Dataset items
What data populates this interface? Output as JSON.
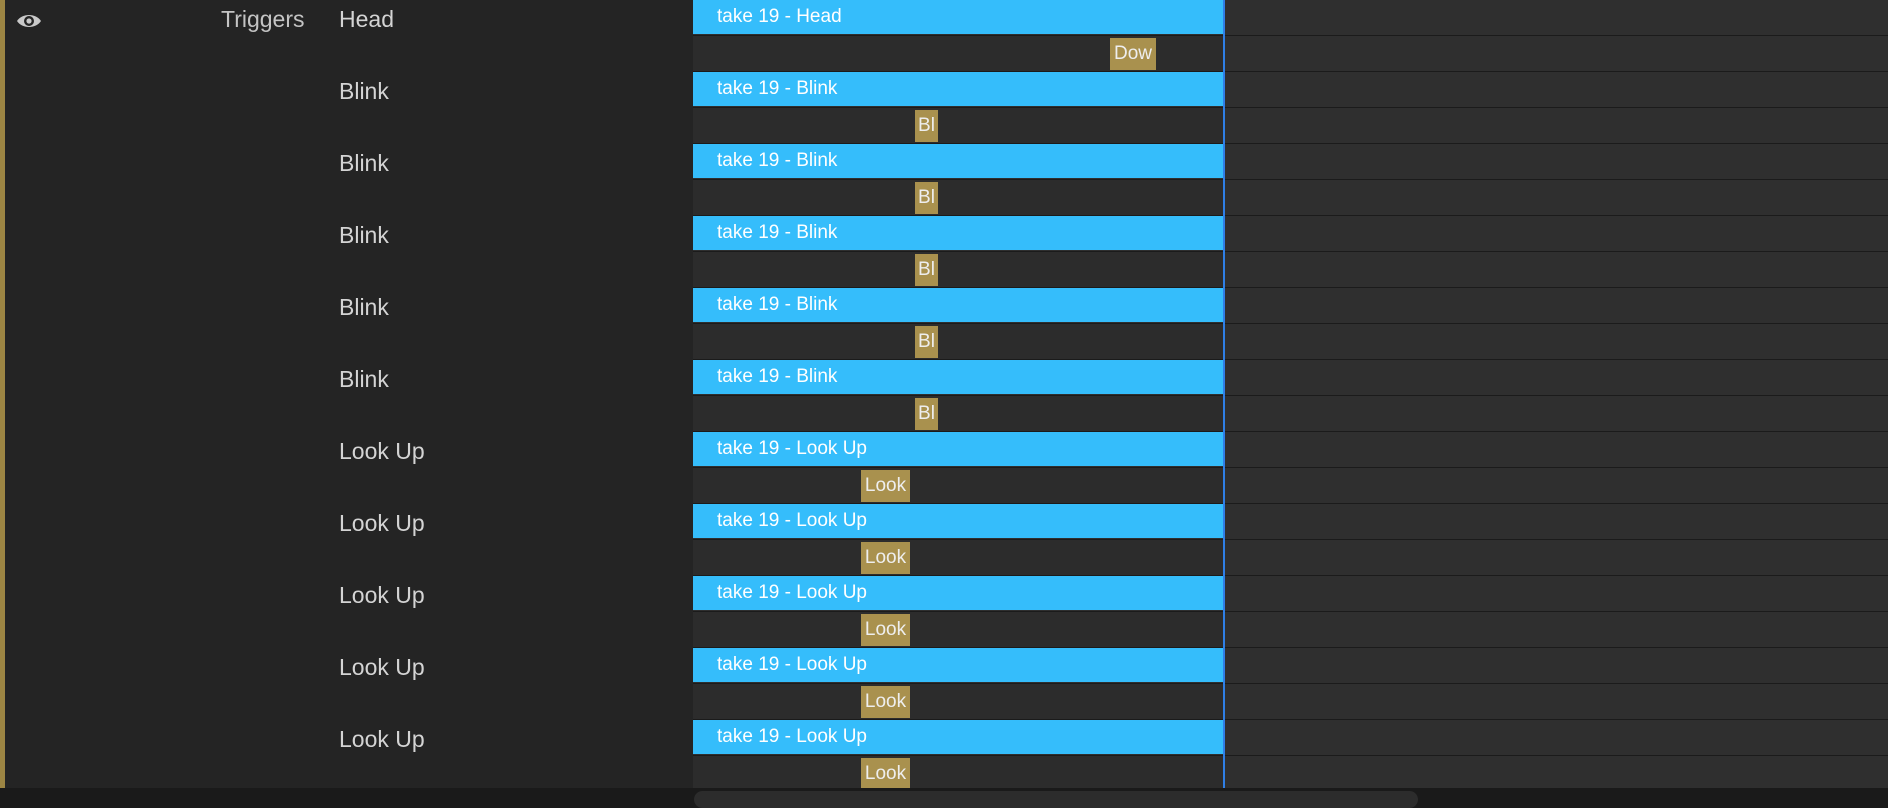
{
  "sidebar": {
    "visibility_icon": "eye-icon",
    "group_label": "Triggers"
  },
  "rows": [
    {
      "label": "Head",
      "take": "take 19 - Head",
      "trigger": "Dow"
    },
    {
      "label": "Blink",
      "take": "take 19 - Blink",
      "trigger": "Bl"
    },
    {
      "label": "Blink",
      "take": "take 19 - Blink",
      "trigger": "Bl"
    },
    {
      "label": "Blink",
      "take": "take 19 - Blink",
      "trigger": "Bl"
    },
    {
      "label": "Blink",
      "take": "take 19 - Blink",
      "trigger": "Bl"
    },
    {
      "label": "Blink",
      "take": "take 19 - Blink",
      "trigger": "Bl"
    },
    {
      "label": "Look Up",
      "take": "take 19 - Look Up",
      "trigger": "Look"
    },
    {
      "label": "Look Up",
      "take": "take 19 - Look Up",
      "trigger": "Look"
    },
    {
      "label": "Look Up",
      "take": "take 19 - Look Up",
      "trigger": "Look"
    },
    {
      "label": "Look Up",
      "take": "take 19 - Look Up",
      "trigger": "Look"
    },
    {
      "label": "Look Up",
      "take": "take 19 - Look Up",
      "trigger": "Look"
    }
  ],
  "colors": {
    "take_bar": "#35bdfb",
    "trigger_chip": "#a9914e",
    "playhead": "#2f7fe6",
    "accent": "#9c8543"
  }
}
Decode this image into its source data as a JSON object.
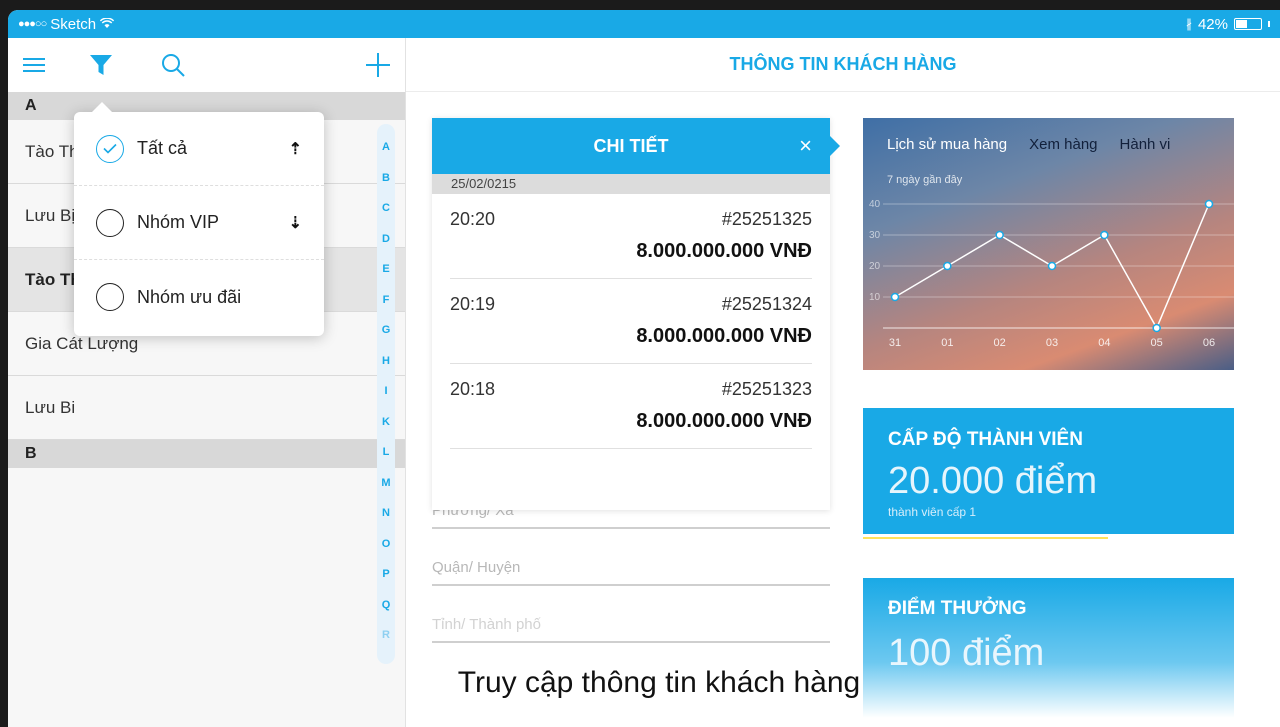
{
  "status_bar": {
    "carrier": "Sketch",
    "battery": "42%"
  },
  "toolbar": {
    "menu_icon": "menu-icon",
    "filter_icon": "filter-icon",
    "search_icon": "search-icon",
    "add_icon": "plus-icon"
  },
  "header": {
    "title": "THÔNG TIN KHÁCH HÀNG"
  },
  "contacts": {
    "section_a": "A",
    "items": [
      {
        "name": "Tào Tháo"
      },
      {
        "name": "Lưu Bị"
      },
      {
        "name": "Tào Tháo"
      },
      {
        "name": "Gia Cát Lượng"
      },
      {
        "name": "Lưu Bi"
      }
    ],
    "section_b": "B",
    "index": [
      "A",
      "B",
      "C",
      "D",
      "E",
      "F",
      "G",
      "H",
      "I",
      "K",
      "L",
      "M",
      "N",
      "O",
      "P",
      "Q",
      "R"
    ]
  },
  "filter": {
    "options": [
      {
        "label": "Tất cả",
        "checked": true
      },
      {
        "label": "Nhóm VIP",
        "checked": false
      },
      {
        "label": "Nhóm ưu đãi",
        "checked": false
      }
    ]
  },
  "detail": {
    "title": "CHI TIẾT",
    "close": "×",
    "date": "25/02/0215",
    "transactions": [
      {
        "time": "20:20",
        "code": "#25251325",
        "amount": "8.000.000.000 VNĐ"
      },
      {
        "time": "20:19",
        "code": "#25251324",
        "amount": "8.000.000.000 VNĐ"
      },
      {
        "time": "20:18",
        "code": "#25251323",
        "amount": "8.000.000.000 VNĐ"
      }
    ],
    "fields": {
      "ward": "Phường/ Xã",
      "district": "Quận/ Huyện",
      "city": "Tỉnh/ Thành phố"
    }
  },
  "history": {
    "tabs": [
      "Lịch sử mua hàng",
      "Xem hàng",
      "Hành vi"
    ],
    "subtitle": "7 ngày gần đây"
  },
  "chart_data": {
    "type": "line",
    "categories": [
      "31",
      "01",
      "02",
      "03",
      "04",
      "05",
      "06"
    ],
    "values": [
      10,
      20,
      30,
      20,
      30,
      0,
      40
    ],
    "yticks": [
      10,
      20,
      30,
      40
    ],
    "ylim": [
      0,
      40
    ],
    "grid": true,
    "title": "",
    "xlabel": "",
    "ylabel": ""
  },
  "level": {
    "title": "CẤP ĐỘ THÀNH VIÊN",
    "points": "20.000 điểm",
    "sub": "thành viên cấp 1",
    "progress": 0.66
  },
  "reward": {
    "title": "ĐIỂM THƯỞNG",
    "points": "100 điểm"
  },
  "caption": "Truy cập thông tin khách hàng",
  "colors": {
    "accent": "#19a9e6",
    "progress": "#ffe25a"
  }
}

Aim
Images should not appear in the copy; retype the listing above exactly.

Task solution
What data populates this interface? Output as JSON.
{
  "sidebar": {
    "visibility_icon": "eye-icon",
    "group_label": "Triggers"
  },
  "rows": [
    {
      "label": "Head",
      "take": "take 19 - Head",
      "trigger": "Dow"
    },
    {
      "label": "Blink",
      "take": "take 19 - Blink",
      "trigger": "Bl"
    },
    {
      "label": "Blink",
      "take": "take 19 - Blink",
      "trigger": "Bl"
    },
    {
      "label": "Blink",
      "take": "take 19 - Blink",
      "trigger": "Bl"
    },
    {
      "label": "Blink",
      "take": "take 19 - Blink",
      "trigger": "Bl"
    },
    {
      "label": "Blink",
      "take": "take 19 - Blink",
      "trigger": "Bl"
    },
    {
      "label": "Look Up",
      "take": "take 19 - Look Up",
      "trigger": "Look"
    },
    {
      "label": "Look Up",
      "take": "take 19 - Look Up",
      "trigger": "Look"
    },
    {
      "label": "Look Up",
      "take": "take 19 - Look Up",
      "trigger": "Look"
    },
    {
      "label": "Look Up",
      "take": "take 19 - Look Up",
      "trigger": "Look"
    },
    {
      "label": "Look Up",
      "take": "take 19 - Look Up",
      "trigger": "Look"
    }
  ],
  "colors": {
    "take_bar": "#35bdfb",
    "trigger_chip": "#a9914e",
    "playhead": "#2f7fe6",
    "accent": "#9c8543"
  }
}
Decode this image into its source data as a JSON object.
{
  "status_bar": {
    "carrier": "Sketch",
    "battery": "42%"
  },
  "toolbar": {
    "menu_icon": "menu-icon",
    "filter_icon": "filter-icon",
    "search_icon": "search-icon",
    "add_icon": "plus-icon"
  },
  "header": {
    "title": "THÔNG TIN KHÁCH HÀNG"
  },
  "contacts": {
    "section_a": "A",
    "items": [
      {
        "name": "Tào Tháo"
      },
      {
        "name": "Lưu Bị"
      },
      {
        "name": "Tào Tháo"
      },
      {
        "name": "Gia Cát Lượng"
      },
      {
        "name": "Lưu Bi"
      }
    ],
    "section_b": "B",
    "index": [
      "A",
      "B",
      "C",
      "D",
      "E",
      "F",
      "G",
      "H",
      "I",
      "K",
      "L",
      "M",
      "N",
      "O",
      "P",
      "Q",
      "R"
    ]
  },
  "filter": {
    "options": [
      {
        "label": "Tất cả",
        "checked": true
      },
      {
        "label": "Nhóm VIP",
        "checked": false
      },
      {
        "label": "Nhóm ưu đãi",
        "checked": false
      }
    ]
  },
  "detail": {
    "title": "CHI TIẾT",
    "close": "×",
    "date": "25/02/0215",
    "transactions": [
      {
        "time": "20:20",
        "code": "#25251325",
        "amount": "8.000.000.000 VNĐ"
      },
      {
        "time": "20:19",
        "code": "#25251324",
        "amount": "8.000.000.000 VNĐ"
      },
      {
        "time": "20:18",
        "code": "#25251323",
        "amount": "8.000.000.000 VNĐ"
      }
    ],
    "fields": {
      "ward": "Phường/ Xã",
      "district": "Quận/ Huyện",
      "city": "Tỉnh/ Thành phố"
    }
  },
  "history": {
    "tabs": [
      "Lịch sử mua hàng",
      "Xem hàng",
      "Hành vi"
    ],
    "subtitle": "7 ngày gần đây"
  },
  "chart_data": {
    "type": "line",
    "categories": [
      "31",
      "01",
      "02",
      "03",
      "04",
      "05",
      "06"
    ],
    "values": [
      10,
      20,
      30,
      20,
      30,
      0,
      40
    ],
    "yticks": [
      10,
      20,
      30,
      40
    ],
    "ylim": [
      0,
      40
    ],
    "grid": true,
    "title": "",
    "xlabel": "",
    "ylabel": ""
  },
  "level": {
    "title": "CẤP ĐỘ THÀNH VIÊN",
    "points": "20.000 điểm",
    "sub": "thành viên cấp 1",
    "progress": 0.66
  },
  "reward": {
    "title": "ĐIỂM THƯỞNG",
    "points": "100 điểm"
  },
  "caption": "Truy cập thông tin khách hàng",
  "colors": {
    "accent": "#19a9e6",
    "progress": "#ffe25a"
  }
}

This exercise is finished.